## Written problem
Give every entry again, word for word and in full.

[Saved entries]
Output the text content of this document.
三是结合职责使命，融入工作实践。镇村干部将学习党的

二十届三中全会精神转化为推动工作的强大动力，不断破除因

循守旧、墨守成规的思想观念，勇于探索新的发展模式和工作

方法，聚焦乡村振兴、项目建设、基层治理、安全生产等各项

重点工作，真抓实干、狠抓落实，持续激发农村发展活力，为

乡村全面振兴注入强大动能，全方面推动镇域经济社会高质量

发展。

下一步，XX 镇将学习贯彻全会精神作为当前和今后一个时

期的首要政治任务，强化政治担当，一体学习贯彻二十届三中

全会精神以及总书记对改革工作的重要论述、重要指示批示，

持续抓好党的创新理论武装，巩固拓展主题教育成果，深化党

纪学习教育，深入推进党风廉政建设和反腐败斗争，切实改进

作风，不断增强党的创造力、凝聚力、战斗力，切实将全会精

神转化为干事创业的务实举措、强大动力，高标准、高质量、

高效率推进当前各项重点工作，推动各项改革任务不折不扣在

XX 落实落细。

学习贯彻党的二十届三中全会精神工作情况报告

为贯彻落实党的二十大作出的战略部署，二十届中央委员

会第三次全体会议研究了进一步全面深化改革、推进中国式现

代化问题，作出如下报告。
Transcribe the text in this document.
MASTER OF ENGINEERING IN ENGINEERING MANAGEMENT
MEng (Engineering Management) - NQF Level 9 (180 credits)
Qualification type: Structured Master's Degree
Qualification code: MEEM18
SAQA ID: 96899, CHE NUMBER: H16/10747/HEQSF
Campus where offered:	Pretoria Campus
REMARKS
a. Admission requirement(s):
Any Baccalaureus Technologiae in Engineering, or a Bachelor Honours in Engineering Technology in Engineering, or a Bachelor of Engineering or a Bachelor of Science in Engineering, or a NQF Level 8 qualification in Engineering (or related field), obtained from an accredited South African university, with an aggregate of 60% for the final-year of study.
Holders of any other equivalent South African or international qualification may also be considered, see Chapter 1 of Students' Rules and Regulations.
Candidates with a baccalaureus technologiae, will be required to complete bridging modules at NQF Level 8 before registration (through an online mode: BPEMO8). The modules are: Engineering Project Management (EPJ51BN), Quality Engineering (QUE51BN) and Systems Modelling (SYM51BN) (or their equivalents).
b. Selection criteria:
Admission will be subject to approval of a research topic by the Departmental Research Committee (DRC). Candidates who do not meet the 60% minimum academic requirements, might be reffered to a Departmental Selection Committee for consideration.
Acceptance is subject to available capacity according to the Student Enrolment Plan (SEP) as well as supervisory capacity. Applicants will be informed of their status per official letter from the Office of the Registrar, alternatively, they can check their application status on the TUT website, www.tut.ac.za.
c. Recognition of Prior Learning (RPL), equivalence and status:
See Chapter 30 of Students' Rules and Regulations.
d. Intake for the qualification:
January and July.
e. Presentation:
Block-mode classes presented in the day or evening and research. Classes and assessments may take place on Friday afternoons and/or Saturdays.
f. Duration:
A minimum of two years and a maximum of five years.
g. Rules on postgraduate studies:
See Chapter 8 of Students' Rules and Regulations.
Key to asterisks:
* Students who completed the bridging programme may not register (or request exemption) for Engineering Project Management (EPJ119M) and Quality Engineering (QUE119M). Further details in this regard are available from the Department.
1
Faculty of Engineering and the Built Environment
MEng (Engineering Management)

## Solved problem
Output the text content of this document.
三是结合职责使命，融入工作实践。镇村干部将学习党的

二十届三中全会精神转化为推动工作的强大动力，不断破除因

循守旧、墨守成规的思想观念，勇于探索新的发展模式和工作

方法，聚焦乡村振兴、项目建设、基层治理、安全生产等各项

重点工作，真抓实干、狠抓落实，持续激发农村发展活力，为

乡村全面振兴注入强大动能，全方面推动镇域经济社会高质量

发展。

下一步，XX 镇将学习贯彻全会精神作为当前和今后一个时

期的首要政治任务，强化政治担当，一体学习贯彻二十届三中

全会精神以及总书记对改革工作的重要论述、重要指示批示，

持续抓好党的创新理论武装，巩固拓展主题教育成果，深化党

纪学习教育，深入推进党风廉政建设和反腐败斗争，切实改进

作风，不断增强党的创造力、凝聚力、战斗力，切实将全会精

神转化为干事创业的务实举措、强大动力，高标准、高质量、

高效率推进当前各项重点工作，推动各项改革任务不折不扣在

XX 落实落细。

学习贯彻党的二十届三中全会精神工作情况报告

为贯彻落实党的二十大作出的战略部署，二十届中央委员

会第三次全体会议研究了进一步全面深化改革、推进中国式现

代化问题，作出如下报告。
Transcribe the text in this document.
MASTER OF ENGINEERING IN ENGINEERING MANAGEMENT
MEng (Engineering Management) - NQF Level 9 (180 credits)
Qualification type: Structured Master's Degree
Qualification code: MEEM18
SAQA ID: 96899, CHE NUMBER: H16/10747/HEQSF
Campus where offered:	Pretoria Campus
REMARKS
a. Admission requirement(s):
Any Baccalaureus Technologiae in Engineering, or a Bachelor Honours in Engineering Technology in Engineering, or a Bachelor of Engineering or a Bachelor of Science in Engineering, or a NQF Level 8 qualification in Engineering (or related field), obtained from an accredited South African university, with an aggregate of 60% for the final-year of study.
Holders of any other equivalent South African or international qualification may also be considered, see Chapter 1 of Students' Rules and Regulations.
Candidates with a baccalaureus technologiae, will be required to complete bridging modules at NQF Level 8 before registration (through an online mode: BPEMO8). The modules are: Engineering Project Management (EPJ51BN), Quality Engineering (QUE51BN) and Systems Modelling (SYM51BN) (or their equivalents).
b. Selection criteria:
Admission will be subject to approval of a research topic by the Departmental Research Committee (DRC). Candidates who do not meet the 60% minimum academic requirements, might be reffered to a Departmental Selection Committee for consideration.
Acceptance is subject to available capacity according to the Student Enrolment Plan (SEP) as well as supervisory capacity. Applicants will be informed of their status per official letter from the Office of the Registrar, alternatively, they can check their application status on the TUT website, www.tut.ac.za.
c. Recognition of Prior Learning (RPL), equivalence and status:
See Chapter 30 of Students' Rules and Regulations.
d. Intake for the qualification:
January and July.
e. Presentation:
Block-mode classes presented in the day or evening and research. Classes and assessments may take place on Friday afternoons and/or Saturdays.
f. Duration:
A minimum of two years and a maximum of five years.
g. Rules on postgraduate studies:
See Chapter 8 of Students' Rules and Regulations.
Key to asterisks:
* Students who completed the bridging programme may not register (or request exemption) for Engineering Project Management (EPJ119M) and Quality Engineering (QUE119M). Further details in this regard are available from the Department.
1
Faculty of Engineering and the Built Environment
MEng (Engineering Management)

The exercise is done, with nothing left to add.